■ **Given exercise**:
Filter for the word "draait" and keep each matching line.

Start Data provided

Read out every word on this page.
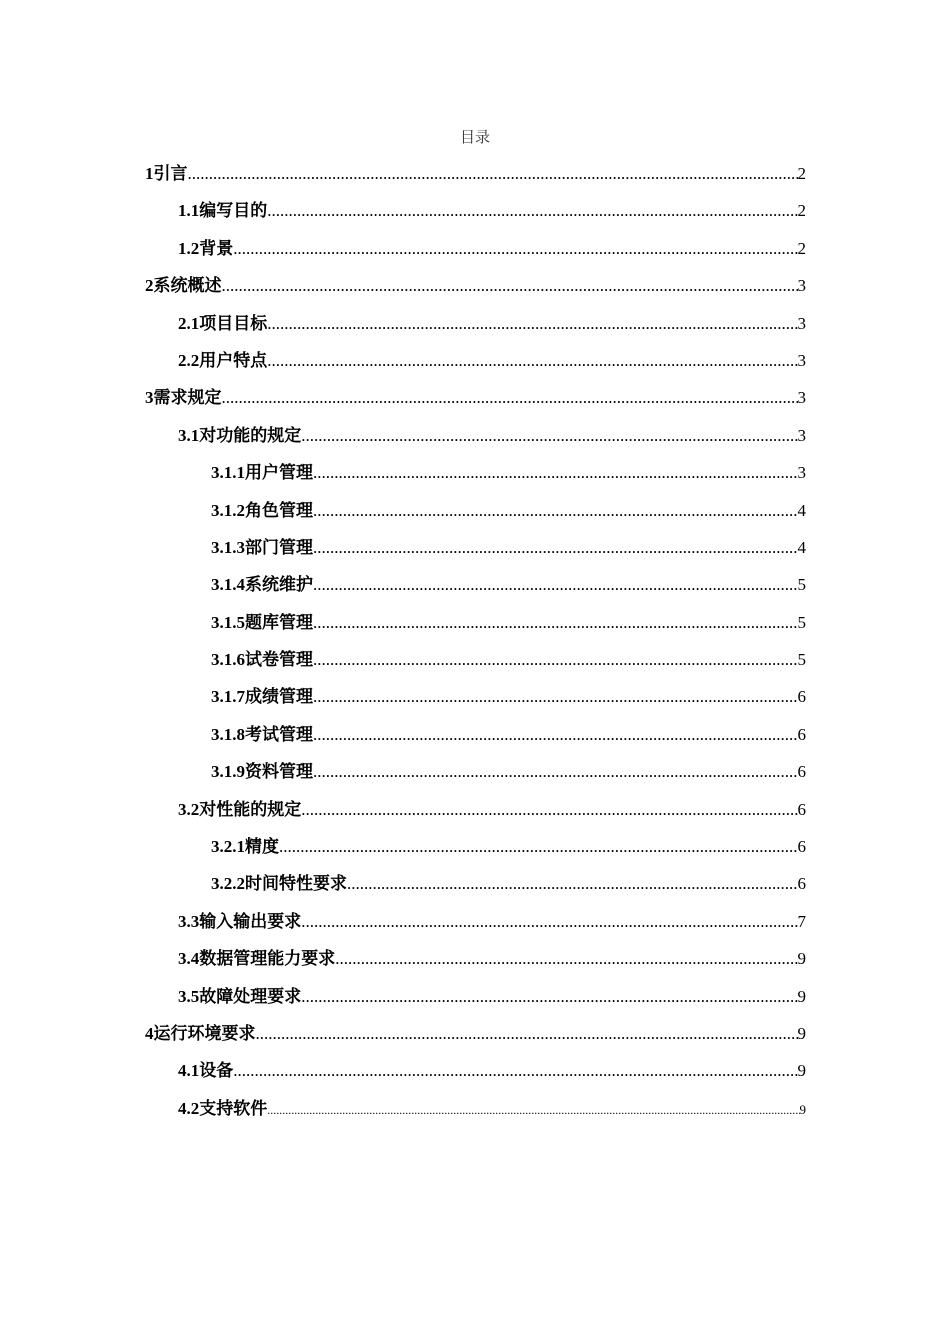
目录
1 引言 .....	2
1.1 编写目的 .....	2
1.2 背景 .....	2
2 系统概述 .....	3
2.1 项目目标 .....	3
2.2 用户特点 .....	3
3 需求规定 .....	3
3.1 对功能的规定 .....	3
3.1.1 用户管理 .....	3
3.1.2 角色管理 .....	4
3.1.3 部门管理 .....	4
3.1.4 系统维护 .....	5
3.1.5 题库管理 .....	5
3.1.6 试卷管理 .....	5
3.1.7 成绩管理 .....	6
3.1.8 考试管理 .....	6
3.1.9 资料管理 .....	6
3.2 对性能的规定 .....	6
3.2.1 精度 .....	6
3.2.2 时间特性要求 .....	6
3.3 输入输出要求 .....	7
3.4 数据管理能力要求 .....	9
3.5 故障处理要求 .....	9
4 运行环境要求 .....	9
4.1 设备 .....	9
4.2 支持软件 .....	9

End Data provided
Start Data provided

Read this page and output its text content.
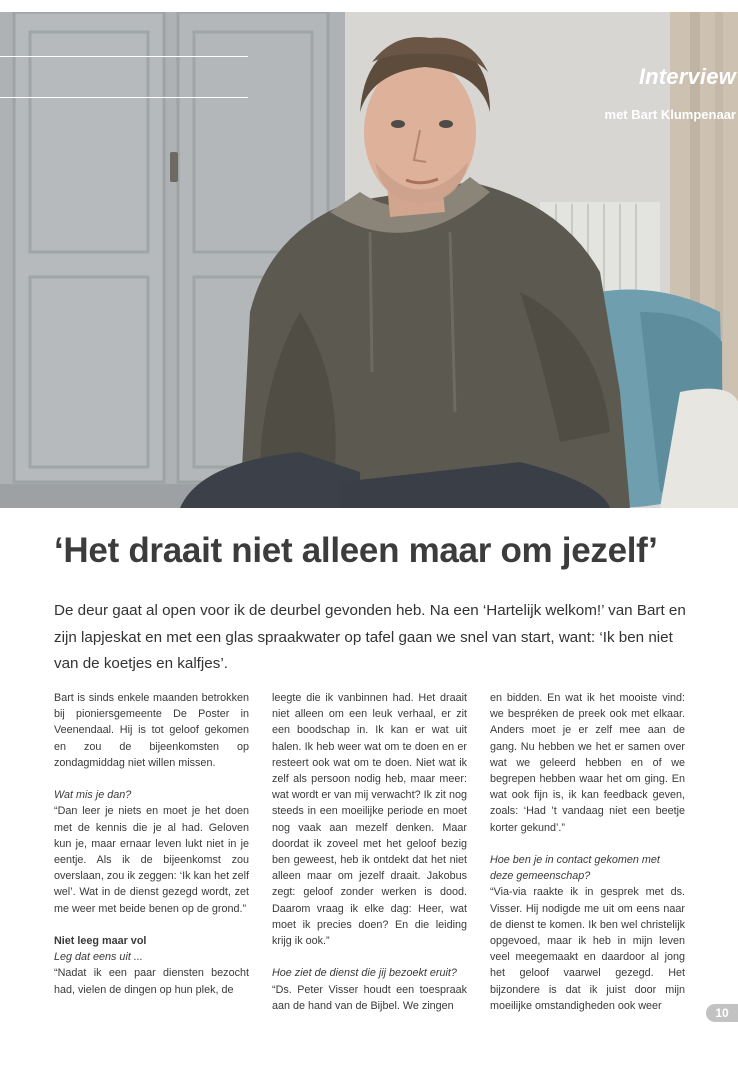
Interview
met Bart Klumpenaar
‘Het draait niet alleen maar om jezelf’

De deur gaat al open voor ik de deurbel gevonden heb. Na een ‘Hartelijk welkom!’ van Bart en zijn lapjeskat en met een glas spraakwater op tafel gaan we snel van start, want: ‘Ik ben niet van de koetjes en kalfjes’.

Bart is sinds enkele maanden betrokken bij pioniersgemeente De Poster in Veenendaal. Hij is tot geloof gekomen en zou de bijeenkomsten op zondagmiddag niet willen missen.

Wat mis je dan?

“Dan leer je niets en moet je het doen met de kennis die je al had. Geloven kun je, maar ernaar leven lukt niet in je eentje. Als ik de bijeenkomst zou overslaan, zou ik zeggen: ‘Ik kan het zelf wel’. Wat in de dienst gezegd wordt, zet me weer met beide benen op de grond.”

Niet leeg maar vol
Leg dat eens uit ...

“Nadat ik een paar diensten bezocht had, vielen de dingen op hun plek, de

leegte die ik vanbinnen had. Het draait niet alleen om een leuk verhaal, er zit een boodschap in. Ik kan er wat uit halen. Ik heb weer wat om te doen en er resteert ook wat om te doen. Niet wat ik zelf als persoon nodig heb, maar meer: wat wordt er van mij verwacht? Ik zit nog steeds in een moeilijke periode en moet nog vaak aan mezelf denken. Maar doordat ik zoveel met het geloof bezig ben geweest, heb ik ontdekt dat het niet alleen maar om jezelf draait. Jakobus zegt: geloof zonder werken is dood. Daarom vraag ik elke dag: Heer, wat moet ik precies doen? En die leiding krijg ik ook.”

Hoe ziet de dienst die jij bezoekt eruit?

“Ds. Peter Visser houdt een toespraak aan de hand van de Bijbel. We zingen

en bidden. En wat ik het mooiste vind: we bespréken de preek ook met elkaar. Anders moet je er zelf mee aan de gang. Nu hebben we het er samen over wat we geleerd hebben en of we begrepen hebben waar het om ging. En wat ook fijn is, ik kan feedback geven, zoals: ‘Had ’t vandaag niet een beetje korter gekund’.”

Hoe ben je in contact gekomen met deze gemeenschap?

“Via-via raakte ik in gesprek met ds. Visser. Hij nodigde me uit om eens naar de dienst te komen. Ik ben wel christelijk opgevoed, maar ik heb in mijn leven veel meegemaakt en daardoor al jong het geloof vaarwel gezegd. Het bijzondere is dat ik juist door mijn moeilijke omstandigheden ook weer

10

End Data provided

■ **Solution for this task**:
‘Het draait niet alleen maar om jezelf’
leegte die ik vanbinnen had. Het draait niet alleen om een leuk verhaal, er zit een boodschap in. Ik kan er wat uit halen. Ik heb weer wat om te doen en er resteert ook wat om te doen. Niet wat ik zelf als persoon nodig heb, maar meer: wat wordt er van mij verwacht? Ik zit nog steeds in een moeilijke periode en moet nog vaak aan mezelf denken. Maar doordat ik zoveel met het geloof bezig ben geweest, heb ik ontdekt dat het niet alleen maar om jezelf draait. Jakobus zegt: geloof zonder werken is dood. Daarom vraag ik elke dag: Heer, wat moet ik precies doen? En die leiding krijg ik ook.”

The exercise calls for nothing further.